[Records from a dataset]

══════

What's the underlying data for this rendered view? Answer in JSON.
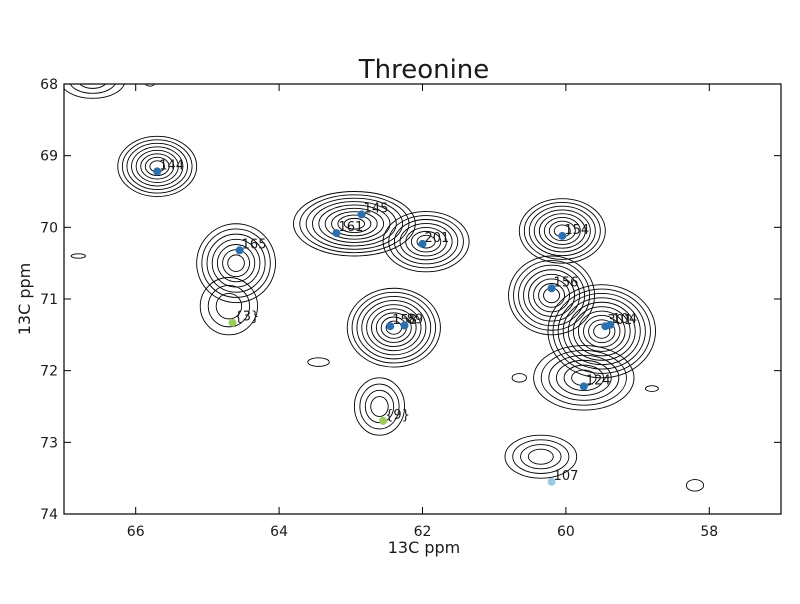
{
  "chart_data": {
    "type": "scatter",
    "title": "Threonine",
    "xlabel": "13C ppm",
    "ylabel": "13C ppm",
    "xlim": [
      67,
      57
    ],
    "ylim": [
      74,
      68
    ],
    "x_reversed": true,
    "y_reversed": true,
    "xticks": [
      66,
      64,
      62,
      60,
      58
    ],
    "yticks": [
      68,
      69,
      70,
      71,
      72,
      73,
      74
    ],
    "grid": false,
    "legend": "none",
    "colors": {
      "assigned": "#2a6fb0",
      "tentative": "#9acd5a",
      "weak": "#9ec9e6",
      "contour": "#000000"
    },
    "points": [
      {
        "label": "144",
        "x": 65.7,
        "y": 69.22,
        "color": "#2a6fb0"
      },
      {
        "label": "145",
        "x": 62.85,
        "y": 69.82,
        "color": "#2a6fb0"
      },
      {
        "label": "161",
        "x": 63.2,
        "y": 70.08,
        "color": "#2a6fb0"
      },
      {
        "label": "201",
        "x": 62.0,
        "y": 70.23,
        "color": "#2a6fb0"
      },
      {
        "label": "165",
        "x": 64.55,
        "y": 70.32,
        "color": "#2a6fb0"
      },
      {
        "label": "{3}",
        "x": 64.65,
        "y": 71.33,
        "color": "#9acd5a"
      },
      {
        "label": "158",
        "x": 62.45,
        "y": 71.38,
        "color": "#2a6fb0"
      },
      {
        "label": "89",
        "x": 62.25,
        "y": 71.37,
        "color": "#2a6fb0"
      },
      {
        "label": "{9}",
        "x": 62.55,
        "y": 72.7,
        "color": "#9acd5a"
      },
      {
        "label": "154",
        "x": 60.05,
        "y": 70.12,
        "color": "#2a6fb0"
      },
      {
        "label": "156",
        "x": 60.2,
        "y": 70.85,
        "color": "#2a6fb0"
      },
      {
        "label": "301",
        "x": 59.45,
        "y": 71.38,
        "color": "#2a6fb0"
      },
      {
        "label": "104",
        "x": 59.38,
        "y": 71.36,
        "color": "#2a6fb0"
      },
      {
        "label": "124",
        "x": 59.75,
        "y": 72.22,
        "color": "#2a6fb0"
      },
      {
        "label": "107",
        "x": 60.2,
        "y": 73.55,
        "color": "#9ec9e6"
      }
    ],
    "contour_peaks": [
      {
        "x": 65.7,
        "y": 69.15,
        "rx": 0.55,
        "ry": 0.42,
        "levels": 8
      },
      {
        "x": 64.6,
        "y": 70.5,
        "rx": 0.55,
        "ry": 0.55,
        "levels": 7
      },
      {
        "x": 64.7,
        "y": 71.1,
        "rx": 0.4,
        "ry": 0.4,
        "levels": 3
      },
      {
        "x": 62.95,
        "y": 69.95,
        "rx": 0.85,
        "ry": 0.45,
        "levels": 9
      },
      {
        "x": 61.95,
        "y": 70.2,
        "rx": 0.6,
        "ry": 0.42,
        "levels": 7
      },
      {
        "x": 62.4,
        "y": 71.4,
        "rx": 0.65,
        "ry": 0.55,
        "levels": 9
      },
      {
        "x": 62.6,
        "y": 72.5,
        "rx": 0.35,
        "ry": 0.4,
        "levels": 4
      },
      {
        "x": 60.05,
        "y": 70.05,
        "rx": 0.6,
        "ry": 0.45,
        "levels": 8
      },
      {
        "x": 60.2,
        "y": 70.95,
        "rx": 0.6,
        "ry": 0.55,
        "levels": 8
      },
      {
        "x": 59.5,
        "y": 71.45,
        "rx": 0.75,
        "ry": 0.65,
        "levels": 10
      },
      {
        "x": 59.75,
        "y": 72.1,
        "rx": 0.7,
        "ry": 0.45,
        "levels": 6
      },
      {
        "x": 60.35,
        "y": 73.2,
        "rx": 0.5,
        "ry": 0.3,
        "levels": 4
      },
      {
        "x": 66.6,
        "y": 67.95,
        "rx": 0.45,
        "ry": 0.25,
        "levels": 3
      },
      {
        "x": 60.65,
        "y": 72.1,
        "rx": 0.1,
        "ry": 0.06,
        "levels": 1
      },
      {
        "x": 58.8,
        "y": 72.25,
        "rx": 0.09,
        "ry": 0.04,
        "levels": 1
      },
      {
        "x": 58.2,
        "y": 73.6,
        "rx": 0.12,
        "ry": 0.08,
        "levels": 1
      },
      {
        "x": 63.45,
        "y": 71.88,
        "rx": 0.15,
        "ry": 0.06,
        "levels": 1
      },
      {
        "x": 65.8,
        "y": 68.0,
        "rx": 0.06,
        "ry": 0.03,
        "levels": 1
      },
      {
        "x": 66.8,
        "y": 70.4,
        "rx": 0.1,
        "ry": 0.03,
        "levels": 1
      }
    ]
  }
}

══════

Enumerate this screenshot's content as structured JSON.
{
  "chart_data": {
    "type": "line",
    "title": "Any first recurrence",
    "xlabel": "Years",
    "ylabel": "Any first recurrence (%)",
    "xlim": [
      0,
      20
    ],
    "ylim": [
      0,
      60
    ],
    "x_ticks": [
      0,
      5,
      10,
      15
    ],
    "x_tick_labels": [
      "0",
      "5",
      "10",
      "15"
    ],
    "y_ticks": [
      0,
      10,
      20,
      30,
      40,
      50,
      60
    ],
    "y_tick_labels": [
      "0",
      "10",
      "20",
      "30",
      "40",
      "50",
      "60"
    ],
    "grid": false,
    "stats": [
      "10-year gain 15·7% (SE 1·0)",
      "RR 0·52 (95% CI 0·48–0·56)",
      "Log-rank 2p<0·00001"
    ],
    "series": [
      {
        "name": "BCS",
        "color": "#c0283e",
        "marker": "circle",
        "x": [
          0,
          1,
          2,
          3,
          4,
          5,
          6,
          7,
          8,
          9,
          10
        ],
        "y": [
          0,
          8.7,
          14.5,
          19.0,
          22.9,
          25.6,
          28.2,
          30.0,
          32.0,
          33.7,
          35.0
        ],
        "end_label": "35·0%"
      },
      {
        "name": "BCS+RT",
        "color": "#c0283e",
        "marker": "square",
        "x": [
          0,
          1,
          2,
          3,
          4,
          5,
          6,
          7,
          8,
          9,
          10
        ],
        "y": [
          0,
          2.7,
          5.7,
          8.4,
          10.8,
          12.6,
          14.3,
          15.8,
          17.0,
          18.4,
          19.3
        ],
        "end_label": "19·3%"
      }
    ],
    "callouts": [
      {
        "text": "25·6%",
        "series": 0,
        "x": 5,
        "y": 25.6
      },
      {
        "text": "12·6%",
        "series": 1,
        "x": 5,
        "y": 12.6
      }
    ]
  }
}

══════

Directions for this task
Copy each line of the records that contains the word "first".

Solution for this task
    "title": "Any first recurrence",
    "ylabel": "Any first recurrence (%)",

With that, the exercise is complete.